Supplied passage >>
----------
3

i have postgresql db with a table t1 and i want to calculate a threshold. the threshold should be for example car 1 uses more fuel than 75 % of all cars, car2 uses more fuel than 50% of all cars, .... mathematically i understand what i want to do, but i dont know how to build the query

id | name | value | threshold
________________________

1  | car1 |  30   |  ...%
2  | car2 |  15   |  ..%
3  | car3 |   7   |
4  | car4 |   5   |

here is a sql fiddle http://sqlfiddle.com/#!15/1e914/1

UPDATE t1
SET threshold = 
    select count(value)
     from t1

where (value > [over each row]) and followed by *100/the overall count()

sorry for that bad try but i am kind of lost. also tried some aggregate functions.

fabvys
  • 413
  • 1
  • 5
  • 12
  • 1
    Have a look at `100 * PERCENT_RANK() OVER (ORDER BY value)` or `100 * CUME_DIST() OVER (ORDER BY value)` – dnoeth Apr 18 '16 at 16:59
  • @dnoeth Both of these do not work because the solution is relative to the most fuel-efficient car and not calculated over the entire population. – Patrick Apr 18 '16 at 17:10
  • 1
    @Patrick: If those functions don't work then your answer is not correct, too. Both are just slight variations of your `RANK/COUNT` :-) – dnoeth Apr 18 '16 at 17:21
  • @dnoeth Not true. I am using `(rank() - 1) / count()` which gives exactly the results in this question. The `- 1` may be slight but it is the reason why you can't use the built-in functions. – Patrick Apr 19 '16 at 03:49
  • @Patrick: Ok, based on the expected result both are not correct, but this was just a description based on four rows :-) That's why I wrote he should see if those functions fit his needs. `PERCENT_RANK` is based on `(RANK-1)/(COUNT-1)`, i.e. the number of rows with a value **less than** the current value and `CUME_DIST` is based on **less than or equal**. – dnoeth Apr 19 '16 at 06:59
  • at the end it is the same like percentile or am i wrong? ntile(100) OVER(ORDER BY value) – fabvys May 04 '16 at 10:25

3 Answers3

5

You can solve this quite elegantly with a window function:

UPDATE t1
SET threshold = sub.thr
FROM (
  SELECT id, 100. * (rank() OVER (ORDER BY value) - 1) / count(*) OVER () AS thr
  FROM t1) sub
WHERE t1.id = sub.id;

The rank() function gives the rank (starting from 1) in an ordered set, in this case over the column value, which is then divided by the total number of rows in the set. Note that count(*) OVER () calculates the total number of rows in th partition but it does not aggregate the rows like a regular count(*) would.
----------
Exercise requirements >>
a: In the PostgreSQL thread, what calculation does dnoeth say PERCENT_RANK is based on?
b: Please list every car in the table in the PostgreSQL thread along with its value.

Lines of data
----------
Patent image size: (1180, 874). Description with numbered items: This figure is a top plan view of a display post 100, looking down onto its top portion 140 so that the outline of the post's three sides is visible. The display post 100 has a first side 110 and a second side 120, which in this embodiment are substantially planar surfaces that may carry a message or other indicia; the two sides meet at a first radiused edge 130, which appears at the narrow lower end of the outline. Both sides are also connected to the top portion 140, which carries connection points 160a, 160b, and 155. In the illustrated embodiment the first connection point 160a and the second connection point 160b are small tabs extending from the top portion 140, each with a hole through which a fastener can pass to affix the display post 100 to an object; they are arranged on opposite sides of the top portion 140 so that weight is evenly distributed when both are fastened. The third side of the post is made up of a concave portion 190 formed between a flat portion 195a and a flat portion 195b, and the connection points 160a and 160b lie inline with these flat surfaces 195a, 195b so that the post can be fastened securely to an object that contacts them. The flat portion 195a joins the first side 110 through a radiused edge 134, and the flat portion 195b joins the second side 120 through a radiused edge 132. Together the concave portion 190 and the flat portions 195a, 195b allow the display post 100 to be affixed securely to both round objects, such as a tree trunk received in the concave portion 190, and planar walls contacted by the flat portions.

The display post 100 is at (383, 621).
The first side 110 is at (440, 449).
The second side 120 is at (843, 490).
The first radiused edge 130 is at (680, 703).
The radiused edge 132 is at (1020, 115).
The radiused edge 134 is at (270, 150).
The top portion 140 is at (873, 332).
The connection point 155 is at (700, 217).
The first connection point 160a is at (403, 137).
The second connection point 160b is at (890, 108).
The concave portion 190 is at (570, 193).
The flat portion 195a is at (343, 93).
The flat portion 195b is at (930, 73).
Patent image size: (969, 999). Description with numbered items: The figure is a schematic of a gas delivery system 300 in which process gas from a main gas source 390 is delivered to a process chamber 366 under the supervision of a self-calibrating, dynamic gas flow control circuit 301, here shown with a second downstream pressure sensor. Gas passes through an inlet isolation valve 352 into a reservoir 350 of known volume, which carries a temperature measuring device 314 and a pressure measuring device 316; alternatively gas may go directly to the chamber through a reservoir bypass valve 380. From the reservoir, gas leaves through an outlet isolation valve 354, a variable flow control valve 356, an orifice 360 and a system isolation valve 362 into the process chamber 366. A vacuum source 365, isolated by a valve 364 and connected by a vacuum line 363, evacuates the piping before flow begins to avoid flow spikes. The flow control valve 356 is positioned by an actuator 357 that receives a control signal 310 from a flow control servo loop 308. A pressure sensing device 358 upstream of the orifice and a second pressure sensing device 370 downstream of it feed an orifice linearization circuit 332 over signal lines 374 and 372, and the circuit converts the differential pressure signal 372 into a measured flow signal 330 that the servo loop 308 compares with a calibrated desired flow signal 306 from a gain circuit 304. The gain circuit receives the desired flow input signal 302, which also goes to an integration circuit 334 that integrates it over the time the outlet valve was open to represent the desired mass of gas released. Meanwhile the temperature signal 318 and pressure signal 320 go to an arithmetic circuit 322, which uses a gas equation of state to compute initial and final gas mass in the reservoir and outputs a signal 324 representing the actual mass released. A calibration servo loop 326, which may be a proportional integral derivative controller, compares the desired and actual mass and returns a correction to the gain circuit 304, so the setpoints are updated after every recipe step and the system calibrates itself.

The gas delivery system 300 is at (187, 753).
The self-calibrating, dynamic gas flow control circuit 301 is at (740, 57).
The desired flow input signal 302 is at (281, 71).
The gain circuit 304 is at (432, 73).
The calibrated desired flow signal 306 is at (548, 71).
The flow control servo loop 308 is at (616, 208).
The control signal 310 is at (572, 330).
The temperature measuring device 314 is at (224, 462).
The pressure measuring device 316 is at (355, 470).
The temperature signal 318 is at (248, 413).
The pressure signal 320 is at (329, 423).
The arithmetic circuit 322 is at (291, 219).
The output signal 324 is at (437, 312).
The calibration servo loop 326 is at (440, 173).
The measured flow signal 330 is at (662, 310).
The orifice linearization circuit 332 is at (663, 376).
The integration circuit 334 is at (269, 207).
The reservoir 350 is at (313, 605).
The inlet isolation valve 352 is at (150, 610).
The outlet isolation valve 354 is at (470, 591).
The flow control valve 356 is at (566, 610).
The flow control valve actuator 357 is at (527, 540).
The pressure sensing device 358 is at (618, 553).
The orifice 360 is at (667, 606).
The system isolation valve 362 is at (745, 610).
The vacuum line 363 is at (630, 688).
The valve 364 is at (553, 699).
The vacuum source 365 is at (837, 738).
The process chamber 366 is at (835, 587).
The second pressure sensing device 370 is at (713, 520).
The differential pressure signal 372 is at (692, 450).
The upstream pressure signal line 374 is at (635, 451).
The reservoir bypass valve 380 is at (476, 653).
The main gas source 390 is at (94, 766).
----------
Solution list >>
a: (RANK-1)/(COUNT-1)

b:
car1: 30
car2: 15
car3: 7
car4: 5